▸ **MATERIAL SHOWN**

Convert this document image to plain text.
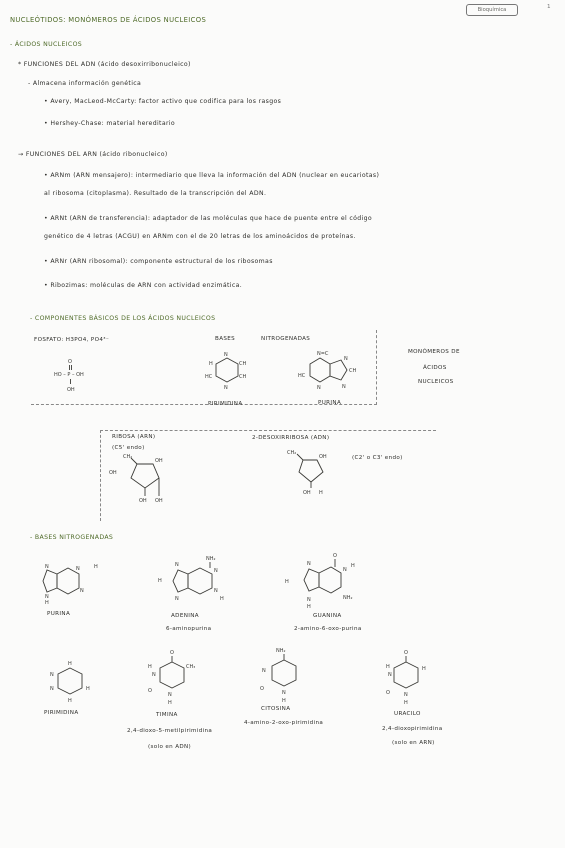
Bioquímica	1
NUCLEÓTIDOS: MONÓMEROS DE ÁCIDOS NUCLEICOS
- ÁCIDOS NUCLEICOS
* FUNCIONES DEL ADN (ácido desoxirribonucleico)
- Almacena información genética
• Avery, MacLeod-McCarty: factor activo que codifica para los rasgos
• Hershey-Chase: material hereditario
→ FUNCIONES DEL ARN (ácido ribonucleico)
• ARNm (ARN mensajero): intermediario que lleva la información del ADN (nuclear en eucariotas)
al ribosoma (citoplasma). Resultado de la transcripción del ADN.
• ARNt (ARN de transferencia): adaptador de las moléculas que hace de puente entre el código
genético de 4 letras (ACGU) en ARNm con el de 20 letras de los aminoácidos de proteínas.
• ARNr (ARN ribosomal): componente estructural de los ribosomas
• Ribozimas: moléculas de ARN con actividad enzimática.
- COMPONENTES BÁSICOS DE LOS ÁCIDOS NUCLEICOS
FOSFATO: H3PO4, PO4³⁻
O
HO – P – OH
OH
BASES	NITROGENADAS
N
CH
CH
N
HC
H
PIRIMIDINA
N=C
HC
N
N
CH
N
PURINA
MONÓMEROS DE
ÁCIDOS
NUCLEICOS
RIBOSA (ARN)
(C5' endo)
CH₂
OH
OH
OH OH
2-DESOXIRRIBOSA (ADN)
(C2' o C3' endo)
CH₂
OH
OH H
- BASES NITROGENADAS
N
N
H
N
N
H
PURINA
NH₂
N
N
H
N
H
N
ADENINA
6-aminopurina
O
N
H
NH₂
H
N
N
H
GUANINA
2-amino-6-oxo-purina
H
N
N	H
H
PIRIMIDINA
O
CH₃
H
N
O
N
H
TIMINA
2,4-dioxo-5-metilpirimidina
(solo en ADN)
NH₂
N
O
N
H
CITOSINA
4-amino-2-oxo-pirimidina
O
H
H
N
O	N
H
URACILO
2,4-dioxopirimidina
(solo en ARN)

▸ **WRITTEN REQUEST**
Output an exact copy of the material, with the pictures removed.

▸ **ANSWER**
Convert this document image to plain text.
Bioquímica	1
NUCLEÓTIDOS: MONÓMEROS DE ÁCIDOS NUCLEICOS
- ÁCIDOS NUCLEICOS
* FUNCIONES DEL ADN (ácido desoxirribonucleico)
- Almacena información genética
• Avery, MacLeod-McCarty: factor activo que codifica para los rasgos
• Hershey-Chase: material hereditario
→ FUNCIONES DEL ARN (ácido ribonucleico)
• ARNm (ARN mensajero): intermediario que lleva la información del ADN (nuclear en eucariotas)
al ribosoma (citoplasma). Resultado de la transcripción del ADN.
• ARNt (ARN de transferencia): adaptador de las moléculas que hace de puente entre el código
genético de 4 letras (ACGU) en ARNm con el de 20 letras de los aminoácidos de proteínas.
• ARNr (ARN ribosomal): componente estructural de los ribosomas
• Ribozimas: moléculas de ARN con actividad enzimática.
- COMPONENTES BÁSICOS DE LOS ÁCIDOS NUCLEICOS
FOSFATO: H3PO4, PO4³⁻
O
HO – P – OH
OH
BASES	NITROGENADAS
N
CH
CH
N
HC
H
PIRIMIDINA
N=C
HC
N
N
CH
N
PURINA
MONÓMEROS DE
ÁCIDOS
NUCLEICOS
RIBOSA (ARN)
(C5' endo)
CH₂
OH
OH
OH OH
2-DESOXIRRIBOSA (ADN)
(C2' o C3' endo)
CH₂
OH
OH H
- BASES NITROGENADAS
N
N
H
N
N
H
PURINA
NH₂
N
N
H
N
H
N
ADENINA
6-aminopurina
O
N
H
NH₂
H
N
N
H
GUANINA
2-amino-6-oxo-purina
H
N
N	H
H
PIRIMIDINA
O
CH₃
H
N
O
N
H
TIMINA
2,4-dioxo-5-metilpirimidina
(solo en ADN)
NH₂
N
O
N
H
CITOSINA
4-amino-2-oxo-pirimidina
O
H
H
N
O	N
H
URACILO
2,4-dioxopirimidina
(solo en ARN)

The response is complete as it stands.